Stated goal
Reproduce all records exactly.

Saved entries:
^^^^^^^^
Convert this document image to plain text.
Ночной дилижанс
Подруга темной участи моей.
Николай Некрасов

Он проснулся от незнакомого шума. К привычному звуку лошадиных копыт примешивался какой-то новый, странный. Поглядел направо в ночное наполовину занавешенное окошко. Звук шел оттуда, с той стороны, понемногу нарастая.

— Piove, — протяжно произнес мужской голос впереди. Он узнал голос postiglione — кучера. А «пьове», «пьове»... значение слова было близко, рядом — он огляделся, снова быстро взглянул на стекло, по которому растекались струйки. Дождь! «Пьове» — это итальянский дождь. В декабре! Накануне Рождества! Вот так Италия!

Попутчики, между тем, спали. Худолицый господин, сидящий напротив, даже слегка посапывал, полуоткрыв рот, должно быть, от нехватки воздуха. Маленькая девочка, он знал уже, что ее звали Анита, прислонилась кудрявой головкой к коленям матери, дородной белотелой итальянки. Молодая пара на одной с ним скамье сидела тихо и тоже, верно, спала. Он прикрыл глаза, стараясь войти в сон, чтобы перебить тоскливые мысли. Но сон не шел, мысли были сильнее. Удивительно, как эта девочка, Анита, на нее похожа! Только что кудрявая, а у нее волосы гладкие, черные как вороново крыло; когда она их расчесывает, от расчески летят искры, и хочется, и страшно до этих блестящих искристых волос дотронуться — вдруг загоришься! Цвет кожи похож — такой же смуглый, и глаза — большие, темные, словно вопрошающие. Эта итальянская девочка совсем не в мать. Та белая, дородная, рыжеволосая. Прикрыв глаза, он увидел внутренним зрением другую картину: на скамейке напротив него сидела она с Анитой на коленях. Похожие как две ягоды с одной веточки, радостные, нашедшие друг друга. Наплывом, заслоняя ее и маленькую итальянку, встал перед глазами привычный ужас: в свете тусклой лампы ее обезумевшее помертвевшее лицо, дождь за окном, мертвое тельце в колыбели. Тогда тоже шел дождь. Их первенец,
^^^^^^^^
Output below
Convert this document image to plain text.
Ночной дилижанс
Подруга темной участи моей.
Николай Некрасов

Он проснулся от незнакомого шума. К привычному звуку лошадиных копыт примешивался какой-то новый, странный. Поглядел направо в ночное наполовину занавешенное окошко. Звук шел оттуда, с той стороны, понемногу нарастая.

— Piove, — протяжно произнес мужской голос впереди. Он узнал голос postiglione — кучера. А «пьове», «пьове»... значение слова было близко, рядом — он огляделся, снова быстро взглянул на стекло, по которому растекались струйки. Дождь! «Пьове» — это итальянский дождь. В декабре! Накануне Рождества! Вот так Италия!

Попутчики, между тем, спали. Худолицый господин, сидящий напротив, даже слегка посапывал, полуоткрыв рот, должно быть, от нехватки воздуха. Маленькая девочка, он знал уже, что ее звали Анита, прислонилась кудрявой головкой к коленям матери, дородной белотелой итальянки. Молодая пара на одной с ним скамье сидела тихо и тоже, верно, спала. Он прикрыл глаза, стараясь войти в сон, чтобы перебить тоскливые мысли. Но сон не шел, мысли были сильнее. Удивительно, как эта девочка, Анита, на нее похожа! Только что кудрявая, а у нее волосы гладкие, черные как вороново крыло; когда она их расчесывает, от расчески летят искры, и хочется, и страшно до этих блестящих искристых волос дотронуться — вдруг загоришься! Цвет кожи похож — такой же смуглый, и глаза — большие, темные, словно вопрошающие. Эта итальянская девочка совсем не в мать. Та белая, дородная, рыжеволосая. Прикрыв глаза, он увидел внутренним зрением другую картину: на скамейке напротив него сидела она с Анитой на коленях. Похожие как две ягоды с одной веточки, радостные, нашедшие друг друга. Наплывом, заслоняя ее и маленькую итальянку, встал перед глазами привычный ужас: в свете тусклой лампы ее обезумевшее помертвевшее лицо, дождь за окном, мертвое тельце в колыбели. Тогда тоже шел дождь. Их первенец,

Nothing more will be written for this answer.